-- begin Records for this exercise --

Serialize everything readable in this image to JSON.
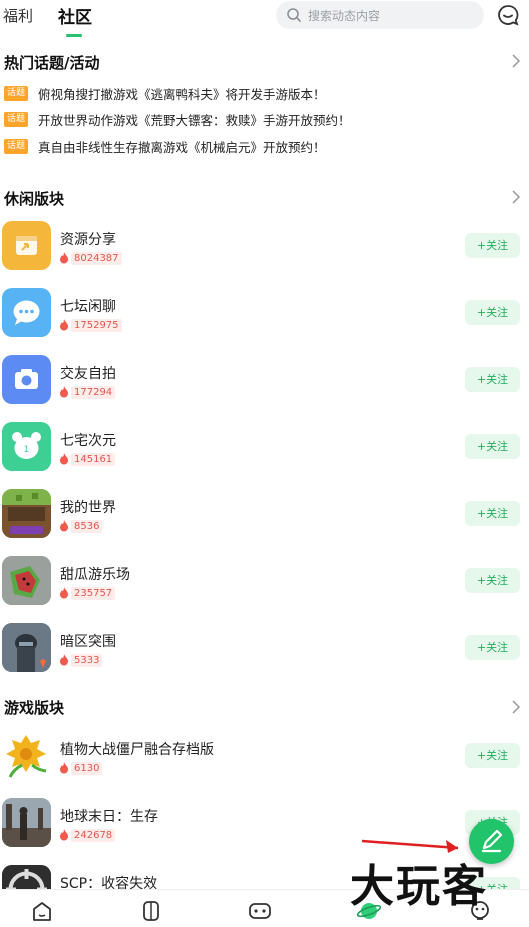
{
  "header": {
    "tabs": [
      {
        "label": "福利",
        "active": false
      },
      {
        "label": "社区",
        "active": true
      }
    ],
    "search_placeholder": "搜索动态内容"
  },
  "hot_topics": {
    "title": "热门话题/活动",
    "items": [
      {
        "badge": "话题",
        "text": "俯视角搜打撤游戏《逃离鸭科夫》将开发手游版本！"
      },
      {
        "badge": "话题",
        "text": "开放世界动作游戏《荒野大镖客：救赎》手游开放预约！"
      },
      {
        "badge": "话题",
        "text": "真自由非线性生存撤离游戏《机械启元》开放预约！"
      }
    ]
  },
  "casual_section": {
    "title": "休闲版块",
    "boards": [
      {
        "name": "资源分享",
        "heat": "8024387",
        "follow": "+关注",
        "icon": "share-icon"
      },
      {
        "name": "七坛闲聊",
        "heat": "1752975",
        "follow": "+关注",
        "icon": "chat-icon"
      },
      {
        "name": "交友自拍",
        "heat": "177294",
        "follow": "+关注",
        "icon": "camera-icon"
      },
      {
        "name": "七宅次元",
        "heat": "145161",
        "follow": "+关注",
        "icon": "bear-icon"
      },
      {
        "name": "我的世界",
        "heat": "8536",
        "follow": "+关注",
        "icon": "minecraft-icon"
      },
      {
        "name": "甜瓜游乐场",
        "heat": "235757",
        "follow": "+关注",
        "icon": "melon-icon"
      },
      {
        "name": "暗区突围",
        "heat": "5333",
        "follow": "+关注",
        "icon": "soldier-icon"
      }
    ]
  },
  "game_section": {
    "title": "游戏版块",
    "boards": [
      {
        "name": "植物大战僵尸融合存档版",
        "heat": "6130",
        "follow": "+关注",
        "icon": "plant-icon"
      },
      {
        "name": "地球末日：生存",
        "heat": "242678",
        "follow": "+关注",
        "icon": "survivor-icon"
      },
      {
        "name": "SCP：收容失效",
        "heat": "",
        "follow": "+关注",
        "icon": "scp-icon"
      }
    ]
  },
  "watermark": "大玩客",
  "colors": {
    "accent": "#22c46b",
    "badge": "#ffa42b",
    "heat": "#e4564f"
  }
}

-- end Records for this exercise --

> What you are asked to do
Reproduce every record above exactly, omitting the pictures.

> Answer to the problem
Serialize everything readable in this image to JSON.
{
  "header": {
    "tabs": [
      {
        "label": "福利",
        "active": false
      },
      {
        "label": "社区",
        "active": true
      }
    ],
    "search_placeholder": "搜索动态内容"
  },
  "hot_topics": {
    "title": "热门话题/活动",
    "items": [
      {
        "badge": "话题",
        "text": "俯视角搜打撤游戏《逃离鸭科夫》将开发手游版本！"
      },
      {
        "badge": "话题",
        "text": "开放世界动作游戏《荒野大镖客：救赎》手游开放预约！"
      },
      {
        "badge": "话题",
        "text": "真自由非线性生存撤离游戏《机械启元》开放预约！"
      }
    ]
  },
  "casual_section": {
    "title": "休闲版块",
    "boards": [
      {
        "name": "资源分享",
        "heat": "8024387",
        "follow": "+关注",
        "icon": "share-icon"
      },
      {
        "name": "七坛闲聊",
        "heat": "1752975",
        "follow": "+关注",
        "icon": "chat-icon"
      },
      {
        "name": "交友自拍",
        "heat": "177294",
        "follow": "+关注",
        "icon": "camera-icon"
      },
      {
        "name": "七宅次元",
        "heat": "145161",
        "follow": "+关注",
        "icon": "bear-icon"
      },
      {
        "name": "我的世界",
        "heat": "8536",
        "follow": "+关注",
        "icon": "minecraft-icon"
      },
      {
        "name": "甜瓜游乐场",
        "heat": "235757",
        "follow": "+关注",
        "icon": "melon-icon"
      },
      {
        "name": "暗区突围",
        "heat": "5333",
        "follow": "+关注",
        "icon": "soldier-icon"
      }
    ]
  },
  "game_section": {
    "title": "游戏版块",
    "boards": [
      {
        "name": "植物大战僵尸融合存档版",
        "heat": "6130",
        "follow": "+关注",
        "icon": "plant-icon"
      },
      {
        "name": "地球末日：生存",
        "heat": "242678",
        "follow": "+关注",
        "icon": "survivor-icon"
      },
      {
        "name": "SCP：收容失效",
        "heat": "",
        "follow": "+关注",
        "icon": "scp-icon"
      }
    ]
  },
  "watermark": "大玩客",
  "colors": {
    "accent": "#22c46b",
    "badge": "#ffa42b",
    "heat": "#e4564f"
  }
}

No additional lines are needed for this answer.